--- start ---
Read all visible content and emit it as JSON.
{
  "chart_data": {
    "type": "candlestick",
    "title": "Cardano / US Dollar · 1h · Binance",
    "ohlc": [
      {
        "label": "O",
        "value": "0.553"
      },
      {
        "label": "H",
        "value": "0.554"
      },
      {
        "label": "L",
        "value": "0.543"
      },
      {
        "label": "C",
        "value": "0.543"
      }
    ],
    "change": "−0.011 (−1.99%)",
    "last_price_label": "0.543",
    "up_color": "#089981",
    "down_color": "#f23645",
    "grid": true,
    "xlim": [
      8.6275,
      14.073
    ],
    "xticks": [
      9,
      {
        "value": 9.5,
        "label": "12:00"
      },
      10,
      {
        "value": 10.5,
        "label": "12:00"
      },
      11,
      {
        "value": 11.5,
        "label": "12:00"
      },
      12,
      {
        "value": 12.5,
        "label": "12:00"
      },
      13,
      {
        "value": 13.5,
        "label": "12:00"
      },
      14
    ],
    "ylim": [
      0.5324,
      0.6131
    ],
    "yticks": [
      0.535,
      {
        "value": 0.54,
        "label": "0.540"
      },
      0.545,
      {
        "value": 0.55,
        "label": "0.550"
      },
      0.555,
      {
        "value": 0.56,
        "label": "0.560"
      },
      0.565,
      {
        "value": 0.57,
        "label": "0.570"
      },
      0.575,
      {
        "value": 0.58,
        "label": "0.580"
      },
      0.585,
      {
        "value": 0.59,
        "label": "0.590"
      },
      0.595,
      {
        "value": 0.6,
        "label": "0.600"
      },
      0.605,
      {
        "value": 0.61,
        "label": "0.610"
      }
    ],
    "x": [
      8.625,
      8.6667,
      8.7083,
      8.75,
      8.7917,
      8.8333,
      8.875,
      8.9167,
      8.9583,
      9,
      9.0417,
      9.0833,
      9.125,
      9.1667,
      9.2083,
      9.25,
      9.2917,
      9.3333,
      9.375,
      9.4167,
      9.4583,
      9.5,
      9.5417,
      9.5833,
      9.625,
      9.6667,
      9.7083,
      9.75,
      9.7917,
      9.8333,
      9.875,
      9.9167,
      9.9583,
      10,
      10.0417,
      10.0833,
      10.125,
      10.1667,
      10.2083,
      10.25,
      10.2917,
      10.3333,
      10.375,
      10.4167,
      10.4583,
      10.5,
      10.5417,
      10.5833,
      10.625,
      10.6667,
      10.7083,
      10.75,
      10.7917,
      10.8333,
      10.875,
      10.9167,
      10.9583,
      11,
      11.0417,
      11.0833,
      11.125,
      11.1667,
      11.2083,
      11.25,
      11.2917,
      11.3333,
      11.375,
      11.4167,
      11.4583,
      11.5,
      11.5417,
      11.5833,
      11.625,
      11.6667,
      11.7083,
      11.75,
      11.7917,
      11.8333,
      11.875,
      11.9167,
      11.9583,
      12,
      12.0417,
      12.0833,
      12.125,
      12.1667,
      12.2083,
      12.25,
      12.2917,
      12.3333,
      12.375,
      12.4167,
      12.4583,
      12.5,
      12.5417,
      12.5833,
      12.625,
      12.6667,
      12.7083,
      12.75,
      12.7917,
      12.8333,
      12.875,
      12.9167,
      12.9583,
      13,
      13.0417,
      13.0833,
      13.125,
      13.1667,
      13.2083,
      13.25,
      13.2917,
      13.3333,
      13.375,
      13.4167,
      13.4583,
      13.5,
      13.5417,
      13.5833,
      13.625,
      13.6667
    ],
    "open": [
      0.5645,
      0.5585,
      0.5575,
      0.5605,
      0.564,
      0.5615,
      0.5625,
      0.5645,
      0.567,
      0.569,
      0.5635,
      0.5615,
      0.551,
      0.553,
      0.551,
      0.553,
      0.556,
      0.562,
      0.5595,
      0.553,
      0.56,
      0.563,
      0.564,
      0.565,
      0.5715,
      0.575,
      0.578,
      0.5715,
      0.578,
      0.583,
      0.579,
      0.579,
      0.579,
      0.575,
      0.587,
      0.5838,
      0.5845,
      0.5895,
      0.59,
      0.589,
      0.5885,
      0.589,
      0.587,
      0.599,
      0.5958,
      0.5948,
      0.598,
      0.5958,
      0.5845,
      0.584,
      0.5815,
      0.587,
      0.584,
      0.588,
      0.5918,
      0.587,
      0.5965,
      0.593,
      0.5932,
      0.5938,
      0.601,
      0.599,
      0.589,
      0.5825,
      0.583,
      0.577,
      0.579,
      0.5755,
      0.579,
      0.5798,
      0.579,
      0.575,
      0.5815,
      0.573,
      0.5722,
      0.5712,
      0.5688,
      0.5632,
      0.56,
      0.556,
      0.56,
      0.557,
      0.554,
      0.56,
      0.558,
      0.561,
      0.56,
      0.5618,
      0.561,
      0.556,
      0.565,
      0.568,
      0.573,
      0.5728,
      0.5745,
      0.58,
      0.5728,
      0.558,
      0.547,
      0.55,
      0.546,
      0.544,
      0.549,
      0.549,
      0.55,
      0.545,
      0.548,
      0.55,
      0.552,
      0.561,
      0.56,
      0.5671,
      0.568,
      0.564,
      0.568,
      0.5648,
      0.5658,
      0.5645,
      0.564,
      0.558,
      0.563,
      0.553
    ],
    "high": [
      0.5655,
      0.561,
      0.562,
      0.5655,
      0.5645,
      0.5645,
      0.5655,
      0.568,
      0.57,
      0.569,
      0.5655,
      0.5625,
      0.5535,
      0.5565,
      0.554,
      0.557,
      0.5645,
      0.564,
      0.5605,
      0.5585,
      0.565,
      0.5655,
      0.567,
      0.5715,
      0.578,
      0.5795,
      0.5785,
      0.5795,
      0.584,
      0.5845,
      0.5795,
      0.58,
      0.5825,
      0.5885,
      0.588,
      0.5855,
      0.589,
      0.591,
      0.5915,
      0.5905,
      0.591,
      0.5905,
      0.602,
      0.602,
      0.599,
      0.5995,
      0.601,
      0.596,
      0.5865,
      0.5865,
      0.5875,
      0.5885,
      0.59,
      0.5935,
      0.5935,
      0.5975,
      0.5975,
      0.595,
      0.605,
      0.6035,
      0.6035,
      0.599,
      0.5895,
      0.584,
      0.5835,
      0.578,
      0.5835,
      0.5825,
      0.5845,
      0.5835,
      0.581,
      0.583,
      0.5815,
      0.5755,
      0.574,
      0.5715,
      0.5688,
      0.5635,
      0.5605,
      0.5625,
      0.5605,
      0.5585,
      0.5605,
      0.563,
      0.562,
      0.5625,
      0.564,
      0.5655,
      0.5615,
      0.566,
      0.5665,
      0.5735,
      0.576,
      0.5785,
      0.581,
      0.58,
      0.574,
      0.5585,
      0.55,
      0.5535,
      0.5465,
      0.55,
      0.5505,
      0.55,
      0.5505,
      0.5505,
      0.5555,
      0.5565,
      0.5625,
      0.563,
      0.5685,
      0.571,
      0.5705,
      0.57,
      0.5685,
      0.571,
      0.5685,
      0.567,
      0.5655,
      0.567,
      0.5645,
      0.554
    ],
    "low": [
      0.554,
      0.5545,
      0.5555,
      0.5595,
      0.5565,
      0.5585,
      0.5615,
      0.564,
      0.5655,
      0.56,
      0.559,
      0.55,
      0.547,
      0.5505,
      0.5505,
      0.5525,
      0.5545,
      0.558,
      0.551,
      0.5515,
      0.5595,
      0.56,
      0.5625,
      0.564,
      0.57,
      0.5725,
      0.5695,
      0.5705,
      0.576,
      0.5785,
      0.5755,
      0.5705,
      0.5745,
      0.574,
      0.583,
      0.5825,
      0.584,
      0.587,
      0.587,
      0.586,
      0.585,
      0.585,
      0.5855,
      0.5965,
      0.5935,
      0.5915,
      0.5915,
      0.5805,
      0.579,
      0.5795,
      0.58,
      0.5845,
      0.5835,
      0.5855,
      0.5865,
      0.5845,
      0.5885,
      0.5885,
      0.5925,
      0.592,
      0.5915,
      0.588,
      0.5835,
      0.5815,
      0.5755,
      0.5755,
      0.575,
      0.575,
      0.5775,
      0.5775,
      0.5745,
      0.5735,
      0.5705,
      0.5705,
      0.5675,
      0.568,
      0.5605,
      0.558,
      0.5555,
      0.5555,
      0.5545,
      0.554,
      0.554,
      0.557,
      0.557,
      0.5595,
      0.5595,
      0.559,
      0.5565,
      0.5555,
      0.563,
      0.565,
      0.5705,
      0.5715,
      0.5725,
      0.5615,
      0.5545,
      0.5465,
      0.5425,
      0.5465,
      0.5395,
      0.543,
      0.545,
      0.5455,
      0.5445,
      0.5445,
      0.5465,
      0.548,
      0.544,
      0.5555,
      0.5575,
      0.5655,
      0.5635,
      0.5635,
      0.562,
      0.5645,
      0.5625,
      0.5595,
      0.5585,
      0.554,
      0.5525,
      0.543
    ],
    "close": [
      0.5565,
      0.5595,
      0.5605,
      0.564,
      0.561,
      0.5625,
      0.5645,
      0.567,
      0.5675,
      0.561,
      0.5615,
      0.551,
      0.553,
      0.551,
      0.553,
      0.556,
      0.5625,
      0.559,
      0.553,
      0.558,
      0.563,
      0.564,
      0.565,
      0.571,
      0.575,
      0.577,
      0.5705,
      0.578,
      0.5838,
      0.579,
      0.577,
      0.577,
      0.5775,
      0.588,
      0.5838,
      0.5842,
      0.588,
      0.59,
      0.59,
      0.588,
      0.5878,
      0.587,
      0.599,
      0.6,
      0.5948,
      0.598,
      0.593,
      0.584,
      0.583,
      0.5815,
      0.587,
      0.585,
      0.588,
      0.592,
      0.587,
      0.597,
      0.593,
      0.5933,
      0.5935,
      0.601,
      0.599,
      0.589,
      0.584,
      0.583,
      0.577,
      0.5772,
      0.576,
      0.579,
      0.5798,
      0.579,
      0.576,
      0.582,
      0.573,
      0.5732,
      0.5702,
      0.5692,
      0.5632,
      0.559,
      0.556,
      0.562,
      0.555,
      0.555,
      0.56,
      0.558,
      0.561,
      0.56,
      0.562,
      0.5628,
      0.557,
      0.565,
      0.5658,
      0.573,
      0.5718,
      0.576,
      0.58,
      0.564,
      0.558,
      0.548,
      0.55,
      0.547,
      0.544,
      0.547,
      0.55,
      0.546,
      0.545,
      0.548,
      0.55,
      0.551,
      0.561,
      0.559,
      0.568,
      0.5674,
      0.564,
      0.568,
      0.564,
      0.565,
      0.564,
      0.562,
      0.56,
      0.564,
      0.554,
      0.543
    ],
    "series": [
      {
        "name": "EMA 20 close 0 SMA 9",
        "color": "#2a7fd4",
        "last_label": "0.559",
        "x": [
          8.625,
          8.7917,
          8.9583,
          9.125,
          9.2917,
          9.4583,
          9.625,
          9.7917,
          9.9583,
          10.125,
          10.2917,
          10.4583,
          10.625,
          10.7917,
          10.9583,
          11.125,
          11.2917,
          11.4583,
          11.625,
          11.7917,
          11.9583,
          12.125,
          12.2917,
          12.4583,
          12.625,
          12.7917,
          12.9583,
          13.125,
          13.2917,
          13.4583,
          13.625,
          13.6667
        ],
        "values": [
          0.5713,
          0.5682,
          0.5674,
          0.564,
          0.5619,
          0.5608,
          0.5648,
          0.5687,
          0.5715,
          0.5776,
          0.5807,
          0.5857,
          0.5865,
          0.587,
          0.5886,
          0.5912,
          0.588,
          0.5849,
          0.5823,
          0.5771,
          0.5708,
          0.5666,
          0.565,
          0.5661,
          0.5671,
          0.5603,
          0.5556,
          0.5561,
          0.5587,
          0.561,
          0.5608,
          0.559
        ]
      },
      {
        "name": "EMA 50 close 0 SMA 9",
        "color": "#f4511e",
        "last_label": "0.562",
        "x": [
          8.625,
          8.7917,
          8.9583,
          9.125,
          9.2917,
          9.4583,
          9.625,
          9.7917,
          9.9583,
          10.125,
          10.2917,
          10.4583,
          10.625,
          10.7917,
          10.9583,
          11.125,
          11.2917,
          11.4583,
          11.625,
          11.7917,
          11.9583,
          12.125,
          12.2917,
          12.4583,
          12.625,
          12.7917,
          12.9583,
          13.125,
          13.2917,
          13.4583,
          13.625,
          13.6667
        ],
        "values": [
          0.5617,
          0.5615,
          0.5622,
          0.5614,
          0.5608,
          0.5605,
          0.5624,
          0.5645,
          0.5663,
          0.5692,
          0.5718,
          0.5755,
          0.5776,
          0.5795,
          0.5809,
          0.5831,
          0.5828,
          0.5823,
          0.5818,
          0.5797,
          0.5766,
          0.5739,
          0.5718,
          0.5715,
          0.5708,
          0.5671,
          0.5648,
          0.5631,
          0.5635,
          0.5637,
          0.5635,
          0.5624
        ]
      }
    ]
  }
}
--- end ---
* _Exercise aim_
Find how many lines include the string "close" and report that number alone.

* _Task output_
3